Task brief: Find every line with the word "벤질살리실레이트" and give their count, nothing else.

::: Data excerpts

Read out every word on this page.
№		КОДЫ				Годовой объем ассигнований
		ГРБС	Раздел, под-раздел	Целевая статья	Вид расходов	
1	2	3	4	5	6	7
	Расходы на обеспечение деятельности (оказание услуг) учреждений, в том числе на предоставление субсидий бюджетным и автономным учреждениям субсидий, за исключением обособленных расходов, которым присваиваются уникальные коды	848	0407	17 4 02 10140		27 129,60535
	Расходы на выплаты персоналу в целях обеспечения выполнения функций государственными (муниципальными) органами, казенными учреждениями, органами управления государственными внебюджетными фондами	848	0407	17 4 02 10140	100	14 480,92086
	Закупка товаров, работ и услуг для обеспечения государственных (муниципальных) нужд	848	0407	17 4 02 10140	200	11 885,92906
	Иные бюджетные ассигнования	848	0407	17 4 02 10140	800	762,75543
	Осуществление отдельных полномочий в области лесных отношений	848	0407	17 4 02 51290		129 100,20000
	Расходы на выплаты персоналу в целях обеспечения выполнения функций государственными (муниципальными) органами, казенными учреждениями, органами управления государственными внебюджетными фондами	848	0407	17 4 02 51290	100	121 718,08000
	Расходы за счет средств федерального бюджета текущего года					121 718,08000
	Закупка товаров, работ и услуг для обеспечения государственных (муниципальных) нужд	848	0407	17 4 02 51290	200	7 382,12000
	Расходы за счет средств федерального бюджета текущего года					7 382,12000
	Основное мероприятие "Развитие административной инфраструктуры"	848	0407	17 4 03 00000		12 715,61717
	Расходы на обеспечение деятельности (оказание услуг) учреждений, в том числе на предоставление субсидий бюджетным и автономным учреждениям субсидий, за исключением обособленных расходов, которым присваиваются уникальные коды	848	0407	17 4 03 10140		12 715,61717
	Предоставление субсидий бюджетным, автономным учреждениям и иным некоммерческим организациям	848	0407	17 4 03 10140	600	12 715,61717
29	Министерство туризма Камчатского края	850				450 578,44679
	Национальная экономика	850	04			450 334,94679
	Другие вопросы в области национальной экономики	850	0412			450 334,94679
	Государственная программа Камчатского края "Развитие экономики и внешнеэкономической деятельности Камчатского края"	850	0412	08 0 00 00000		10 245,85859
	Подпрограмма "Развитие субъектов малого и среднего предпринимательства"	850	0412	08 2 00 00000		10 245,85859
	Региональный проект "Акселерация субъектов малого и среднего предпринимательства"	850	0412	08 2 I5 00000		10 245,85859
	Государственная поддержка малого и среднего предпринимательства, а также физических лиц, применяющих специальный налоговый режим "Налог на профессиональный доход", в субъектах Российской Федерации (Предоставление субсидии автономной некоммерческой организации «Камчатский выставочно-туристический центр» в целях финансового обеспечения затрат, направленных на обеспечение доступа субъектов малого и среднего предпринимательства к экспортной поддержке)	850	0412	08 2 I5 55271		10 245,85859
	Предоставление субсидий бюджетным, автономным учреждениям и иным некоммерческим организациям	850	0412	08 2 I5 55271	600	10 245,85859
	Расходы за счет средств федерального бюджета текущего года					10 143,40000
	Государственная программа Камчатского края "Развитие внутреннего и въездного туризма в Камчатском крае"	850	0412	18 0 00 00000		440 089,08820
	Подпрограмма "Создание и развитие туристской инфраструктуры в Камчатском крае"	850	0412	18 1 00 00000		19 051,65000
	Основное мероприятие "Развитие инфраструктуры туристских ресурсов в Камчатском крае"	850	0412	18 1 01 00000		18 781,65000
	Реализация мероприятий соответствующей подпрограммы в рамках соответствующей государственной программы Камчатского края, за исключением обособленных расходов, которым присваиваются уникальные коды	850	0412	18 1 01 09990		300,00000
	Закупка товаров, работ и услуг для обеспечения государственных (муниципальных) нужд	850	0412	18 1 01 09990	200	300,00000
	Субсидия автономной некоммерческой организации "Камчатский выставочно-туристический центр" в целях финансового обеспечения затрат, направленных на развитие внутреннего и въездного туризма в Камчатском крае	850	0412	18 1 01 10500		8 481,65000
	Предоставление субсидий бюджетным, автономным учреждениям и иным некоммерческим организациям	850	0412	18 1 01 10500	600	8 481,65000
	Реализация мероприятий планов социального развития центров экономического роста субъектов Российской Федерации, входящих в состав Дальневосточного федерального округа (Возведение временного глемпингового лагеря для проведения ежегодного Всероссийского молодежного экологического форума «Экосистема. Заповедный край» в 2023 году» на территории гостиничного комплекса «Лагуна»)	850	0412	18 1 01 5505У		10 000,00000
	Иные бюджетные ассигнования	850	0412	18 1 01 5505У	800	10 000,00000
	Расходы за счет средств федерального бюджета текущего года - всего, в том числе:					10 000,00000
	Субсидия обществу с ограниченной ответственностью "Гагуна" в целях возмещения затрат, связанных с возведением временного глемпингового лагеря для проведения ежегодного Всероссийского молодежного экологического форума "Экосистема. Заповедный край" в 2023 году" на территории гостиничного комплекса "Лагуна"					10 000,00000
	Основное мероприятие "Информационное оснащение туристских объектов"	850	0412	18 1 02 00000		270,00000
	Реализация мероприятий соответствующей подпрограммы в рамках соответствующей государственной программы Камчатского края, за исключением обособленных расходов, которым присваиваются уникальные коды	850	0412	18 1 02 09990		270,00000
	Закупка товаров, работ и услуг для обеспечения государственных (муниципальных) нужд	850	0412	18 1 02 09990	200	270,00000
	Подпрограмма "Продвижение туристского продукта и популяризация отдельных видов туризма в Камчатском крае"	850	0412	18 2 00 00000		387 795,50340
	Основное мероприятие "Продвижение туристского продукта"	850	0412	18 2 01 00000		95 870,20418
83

::::::
::: Data excerpts

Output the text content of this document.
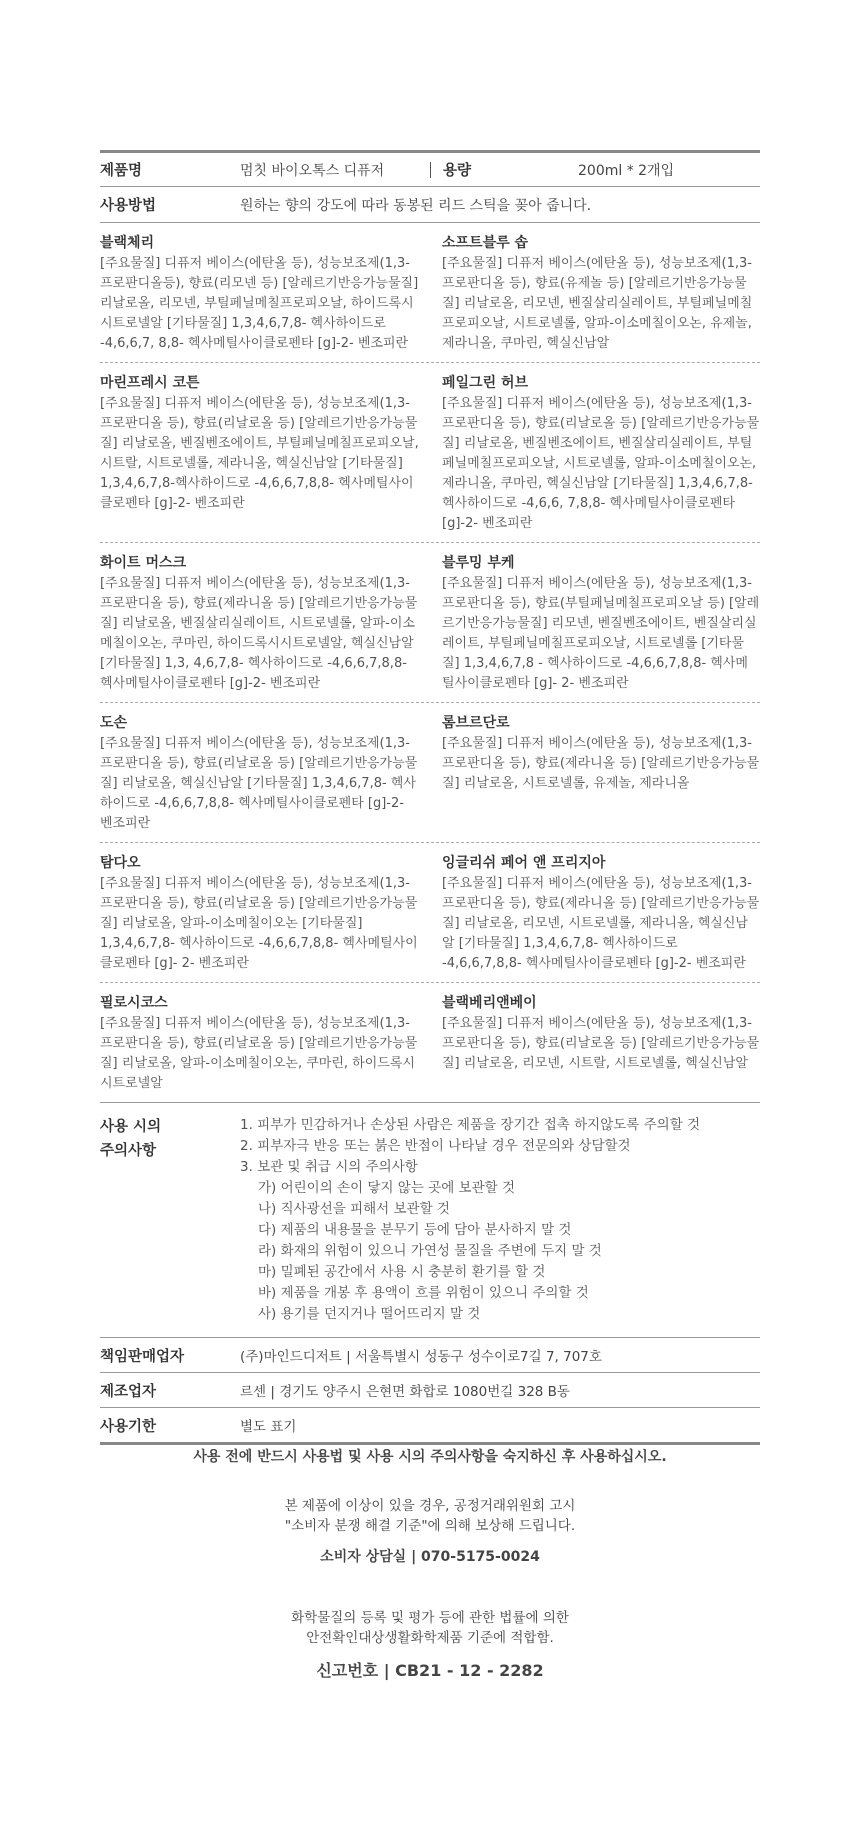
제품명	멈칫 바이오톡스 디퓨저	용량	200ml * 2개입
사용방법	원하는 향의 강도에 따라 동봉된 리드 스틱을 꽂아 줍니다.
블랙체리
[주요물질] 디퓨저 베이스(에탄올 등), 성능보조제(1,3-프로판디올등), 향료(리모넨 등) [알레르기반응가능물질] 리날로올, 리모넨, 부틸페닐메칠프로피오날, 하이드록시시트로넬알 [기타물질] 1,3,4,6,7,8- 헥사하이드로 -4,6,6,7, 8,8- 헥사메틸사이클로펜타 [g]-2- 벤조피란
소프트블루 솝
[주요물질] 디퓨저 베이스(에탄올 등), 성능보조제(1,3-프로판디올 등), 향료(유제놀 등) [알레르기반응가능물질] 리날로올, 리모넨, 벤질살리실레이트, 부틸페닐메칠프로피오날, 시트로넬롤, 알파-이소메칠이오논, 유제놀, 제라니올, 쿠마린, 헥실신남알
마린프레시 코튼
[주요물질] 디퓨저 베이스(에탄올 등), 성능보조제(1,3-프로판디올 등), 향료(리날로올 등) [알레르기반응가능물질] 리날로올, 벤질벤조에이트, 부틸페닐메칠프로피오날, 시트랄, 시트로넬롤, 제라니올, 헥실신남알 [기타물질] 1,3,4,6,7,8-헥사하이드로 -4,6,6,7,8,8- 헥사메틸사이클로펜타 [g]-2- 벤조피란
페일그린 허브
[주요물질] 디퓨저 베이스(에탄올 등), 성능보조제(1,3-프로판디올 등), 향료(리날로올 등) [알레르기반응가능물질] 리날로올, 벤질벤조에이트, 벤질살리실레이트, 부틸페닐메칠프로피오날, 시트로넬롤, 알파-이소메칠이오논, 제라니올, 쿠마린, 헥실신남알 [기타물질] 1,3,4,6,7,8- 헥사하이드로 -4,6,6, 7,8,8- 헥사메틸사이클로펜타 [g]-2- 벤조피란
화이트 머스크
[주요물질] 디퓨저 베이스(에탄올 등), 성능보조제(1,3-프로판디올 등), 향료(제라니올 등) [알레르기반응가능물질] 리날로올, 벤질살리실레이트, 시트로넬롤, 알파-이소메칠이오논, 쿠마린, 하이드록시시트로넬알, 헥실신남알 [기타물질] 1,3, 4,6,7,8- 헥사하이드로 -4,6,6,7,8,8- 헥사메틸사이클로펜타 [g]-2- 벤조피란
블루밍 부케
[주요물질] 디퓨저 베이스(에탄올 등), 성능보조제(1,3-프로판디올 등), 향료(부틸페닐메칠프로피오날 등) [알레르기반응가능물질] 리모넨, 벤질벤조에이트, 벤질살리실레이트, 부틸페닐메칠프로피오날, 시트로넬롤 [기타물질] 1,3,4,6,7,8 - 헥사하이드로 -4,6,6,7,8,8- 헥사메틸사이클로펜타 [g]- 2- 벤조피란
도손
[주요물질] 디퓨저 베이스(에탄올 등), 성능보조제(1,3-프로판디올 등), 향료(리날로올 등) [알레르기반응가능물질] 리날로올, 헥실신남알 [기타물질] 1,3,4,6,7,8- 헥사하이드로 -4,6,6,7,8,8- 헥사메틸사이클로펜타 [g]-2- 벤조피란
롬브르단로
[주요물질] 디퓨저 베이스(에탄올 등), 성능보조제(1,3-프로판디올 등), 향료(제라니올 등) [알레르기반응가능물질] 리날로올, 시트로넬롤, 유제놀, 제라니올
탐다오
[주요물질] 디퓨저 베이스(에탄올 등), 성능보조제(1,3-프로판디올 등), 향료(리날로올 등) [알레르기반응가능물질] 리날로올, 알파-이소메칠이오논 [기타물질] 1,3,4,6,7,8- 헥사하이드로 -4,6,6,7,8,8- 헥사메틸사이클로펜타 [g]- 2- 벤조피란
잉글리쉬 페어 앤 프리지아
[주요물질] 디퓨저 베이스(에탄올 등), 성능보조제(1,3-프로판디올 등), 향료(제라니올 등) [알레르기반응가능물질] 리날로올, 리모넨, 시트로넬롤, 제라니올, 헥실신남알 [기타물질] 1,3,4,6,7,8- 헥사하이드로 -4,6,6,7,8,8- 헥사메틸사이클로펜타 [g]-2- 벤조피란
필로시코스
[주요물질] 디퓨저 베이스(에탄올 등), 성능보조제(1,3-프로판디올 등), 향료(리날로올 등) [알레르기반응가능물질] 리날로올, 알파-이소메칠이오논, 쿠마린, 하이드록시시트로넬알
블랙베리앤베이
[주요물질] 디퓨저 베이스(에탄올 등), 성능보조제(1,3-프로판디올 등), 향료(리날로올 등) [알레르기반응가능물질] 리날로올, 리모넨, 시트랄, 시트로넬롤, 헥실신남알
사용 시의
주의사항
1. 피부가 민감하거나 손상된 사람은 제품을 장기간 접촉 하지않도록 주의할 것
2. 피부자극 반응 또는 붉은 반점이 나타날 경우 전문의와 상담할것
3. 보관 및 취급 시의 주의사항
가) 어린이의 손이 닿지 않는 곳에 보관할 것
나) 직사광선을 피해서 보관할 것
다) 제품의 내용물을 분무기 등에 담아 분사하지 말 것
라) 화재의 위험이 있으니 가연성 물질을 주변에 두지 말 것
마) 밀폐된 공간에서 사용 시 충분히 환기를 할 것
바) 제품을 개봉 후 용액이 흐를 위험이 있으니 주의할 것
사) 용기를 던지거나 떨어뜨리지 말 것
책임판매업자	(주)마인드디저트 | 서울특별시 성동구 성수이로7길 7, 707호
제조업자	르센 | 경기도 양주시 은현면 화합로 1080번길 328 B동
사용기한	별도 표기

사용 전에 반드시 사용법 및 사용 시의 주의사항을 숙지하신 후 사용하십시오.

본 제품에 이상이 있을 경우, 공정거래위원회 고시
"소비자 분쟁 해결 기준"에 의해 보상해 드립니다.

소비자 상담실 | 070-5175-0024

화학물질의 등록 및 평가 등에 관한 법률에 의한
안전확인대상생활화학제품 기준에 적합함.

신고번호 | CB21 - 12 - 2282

::::::
::: Data excerpts

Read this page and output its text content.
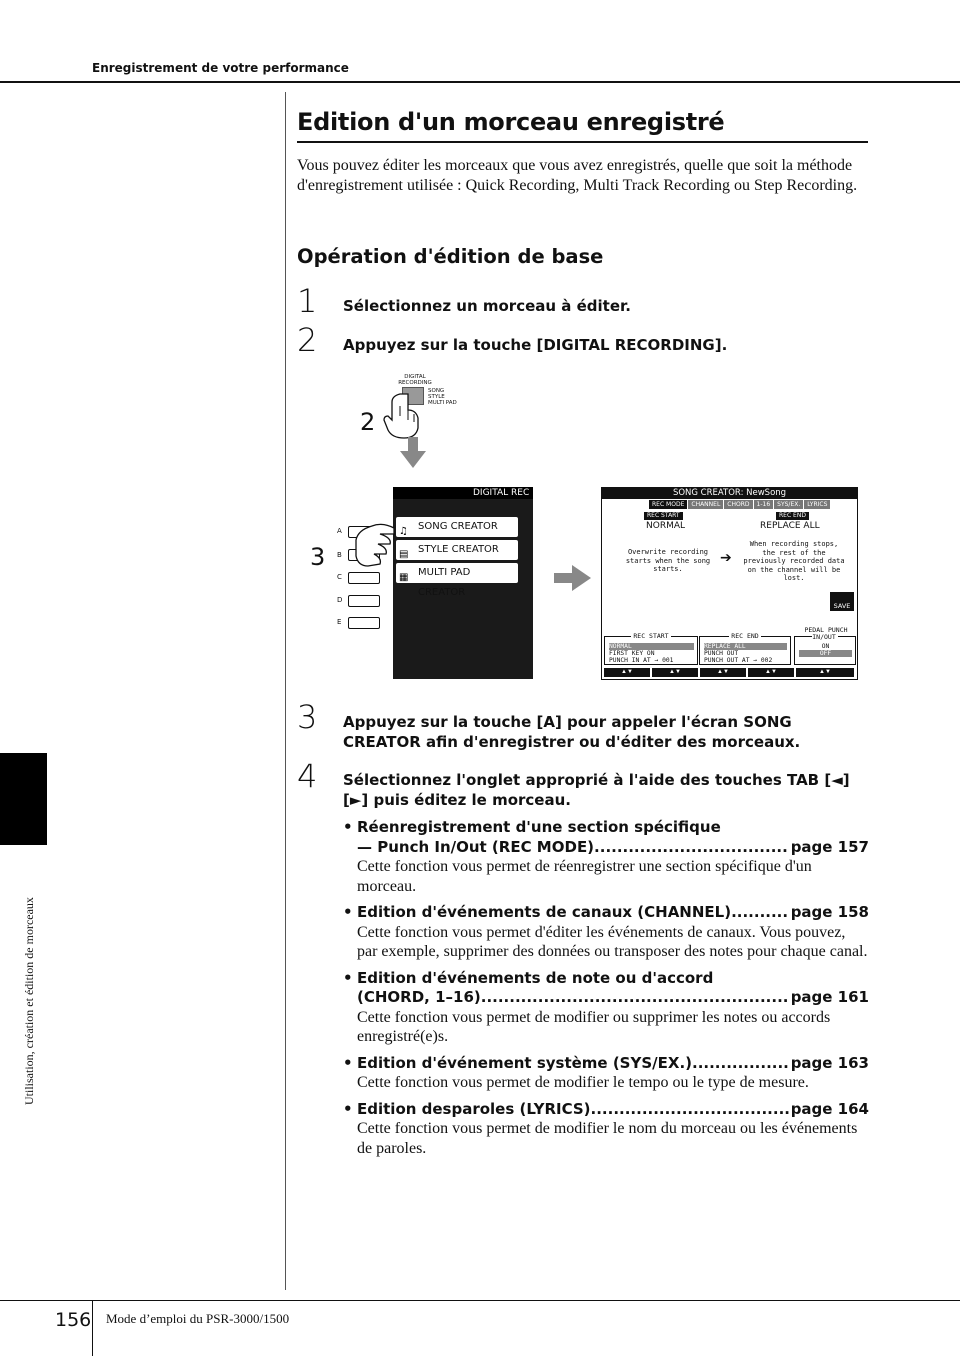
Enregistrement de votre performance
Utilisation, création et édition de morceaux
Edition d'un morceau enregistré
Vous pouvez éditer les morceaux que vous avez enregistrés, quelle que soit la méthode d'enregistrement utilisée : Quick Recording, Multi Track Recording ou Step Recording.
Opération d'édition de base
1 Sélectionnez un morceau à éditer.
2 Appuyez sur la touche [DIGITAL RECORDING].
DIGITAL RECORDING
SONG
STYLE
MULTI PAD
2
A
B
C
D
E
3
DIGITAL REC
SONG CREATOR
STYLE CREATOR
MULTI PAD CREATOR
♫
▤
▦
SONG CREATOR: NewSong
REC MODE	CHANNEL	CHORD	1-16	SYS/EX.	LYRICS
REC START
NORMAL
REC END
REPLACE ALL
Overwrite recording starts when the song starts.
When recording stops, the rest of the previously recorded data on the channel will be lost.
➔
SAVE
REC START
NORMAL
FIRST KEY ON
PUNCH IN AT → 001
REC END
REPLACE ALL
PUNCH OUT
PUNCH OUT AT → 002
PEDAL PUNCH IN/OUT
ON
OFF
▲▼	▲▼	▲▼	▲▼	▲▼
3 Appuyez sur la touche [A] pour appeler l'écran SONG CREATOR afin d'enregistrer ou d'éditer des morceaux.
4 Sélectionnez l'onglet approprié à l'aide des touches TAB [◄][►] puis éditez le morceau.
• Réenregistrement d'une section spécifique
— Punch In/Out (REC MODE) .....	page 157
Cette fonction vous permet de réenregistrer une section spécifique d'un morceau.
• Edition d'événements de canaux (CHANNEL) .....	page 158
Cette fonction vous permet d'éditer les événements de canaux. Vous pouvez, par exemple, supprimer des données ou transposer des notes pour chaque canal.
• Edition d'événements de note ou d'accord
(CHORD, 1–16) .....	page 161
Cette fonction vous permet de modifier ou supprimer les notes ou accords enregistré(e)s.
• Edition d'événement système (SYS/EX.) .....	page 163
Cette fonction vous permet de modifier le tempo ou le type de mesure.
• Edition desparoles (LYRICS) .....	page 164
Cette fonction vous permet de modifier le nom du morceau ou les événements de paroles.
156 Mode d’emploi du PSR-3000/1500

::::::

Result for this task: 4